What you should do: Pull out each line of the data that includes the word "requests".

----------------

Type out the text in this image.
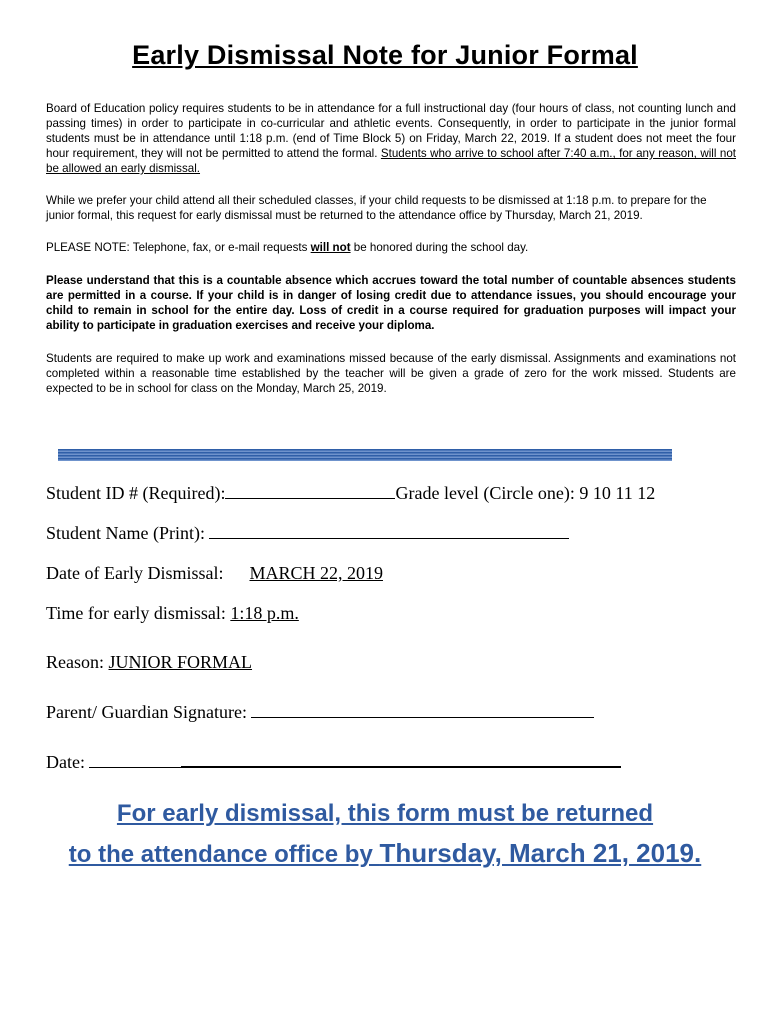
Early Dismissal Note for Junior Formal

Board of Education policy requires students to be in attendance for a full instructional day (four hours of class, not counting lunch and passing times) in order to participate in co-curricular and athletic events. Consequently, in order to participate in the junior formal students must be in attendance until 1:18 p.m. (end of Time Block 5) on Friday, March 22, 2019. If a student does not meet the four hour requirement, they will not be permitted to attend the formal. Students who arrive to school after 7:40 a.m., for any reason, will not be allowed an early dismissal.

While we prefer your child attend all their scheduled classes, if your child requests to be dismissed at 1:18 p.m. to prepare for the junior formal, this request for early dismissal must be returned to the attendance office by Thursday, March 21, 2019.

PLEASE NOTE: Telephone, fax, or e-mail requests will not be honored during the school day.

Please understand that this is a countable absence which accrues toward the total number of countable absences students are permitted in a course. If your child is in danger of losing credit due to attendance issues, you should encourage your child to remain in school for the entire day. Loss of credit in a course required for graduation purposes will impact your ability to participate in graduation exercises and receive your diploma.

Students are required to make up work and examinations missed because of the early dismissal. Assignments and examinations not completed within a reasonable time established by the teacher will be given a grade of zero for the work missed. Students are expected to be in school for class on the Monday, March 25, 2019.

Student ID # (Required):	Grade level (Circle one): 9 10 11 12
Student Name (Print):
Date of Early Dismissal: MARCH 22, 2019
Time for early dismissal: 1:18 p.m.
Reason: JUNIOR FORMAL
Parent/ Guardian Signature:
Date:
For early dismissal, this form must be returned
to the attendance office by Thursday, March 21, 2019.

----------------

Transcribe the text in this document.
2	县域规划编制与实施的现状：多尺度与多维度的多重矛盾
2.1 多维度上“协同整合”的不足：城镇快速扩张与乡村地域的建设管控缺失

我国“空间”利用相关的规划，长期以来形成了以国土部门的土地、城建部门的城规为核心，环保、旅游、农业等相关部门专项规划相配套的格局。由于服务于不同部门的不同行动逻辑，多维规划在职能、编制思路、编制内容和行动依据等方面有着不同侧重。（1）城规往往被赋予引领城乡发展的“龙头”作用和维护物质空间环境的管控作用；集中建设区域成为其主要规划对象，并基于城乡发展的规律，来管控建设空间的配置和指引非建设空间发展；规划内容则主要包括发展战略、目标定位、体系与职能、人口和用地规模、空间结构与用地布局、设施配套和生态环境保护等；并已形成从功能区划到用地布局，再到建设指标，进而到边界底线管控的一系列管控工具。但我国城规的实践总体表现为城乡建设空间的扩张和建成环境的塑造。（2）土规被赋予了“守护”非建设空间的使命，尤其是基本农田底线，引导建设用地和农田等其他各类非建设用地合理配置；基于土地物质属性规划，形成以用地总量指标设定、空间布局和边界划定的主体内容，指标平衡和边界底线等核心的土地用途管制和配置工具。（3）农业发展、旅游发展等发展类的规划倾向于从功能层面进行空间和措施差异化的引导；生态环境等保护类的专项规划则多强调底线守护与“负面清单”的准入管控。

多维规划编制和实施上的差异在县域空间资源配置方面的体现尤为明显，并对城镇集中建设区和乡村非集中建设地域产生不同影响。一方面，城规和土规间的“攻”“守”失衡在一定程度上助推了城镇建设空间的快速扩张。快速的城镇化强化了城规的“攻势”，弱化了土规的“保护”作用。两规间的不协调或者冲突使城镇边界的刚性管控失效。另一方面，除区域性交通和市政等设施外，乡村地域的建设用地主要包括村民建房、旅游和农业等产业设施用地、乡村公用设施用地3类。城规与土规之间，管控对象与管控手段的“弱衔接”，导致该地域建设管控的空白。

----------------

Complete answer:
While we prefer your child attend all their scheduled classes, if your child requests to be dismissed at 1:18 p.m. to prepare for the junior formal, this request for early dismissal must be returned to the attendance office by Thursday, March 21, 2019.
PLEASE NOTE: Telephone, fax, or e-mail requests will not be honored during the school day.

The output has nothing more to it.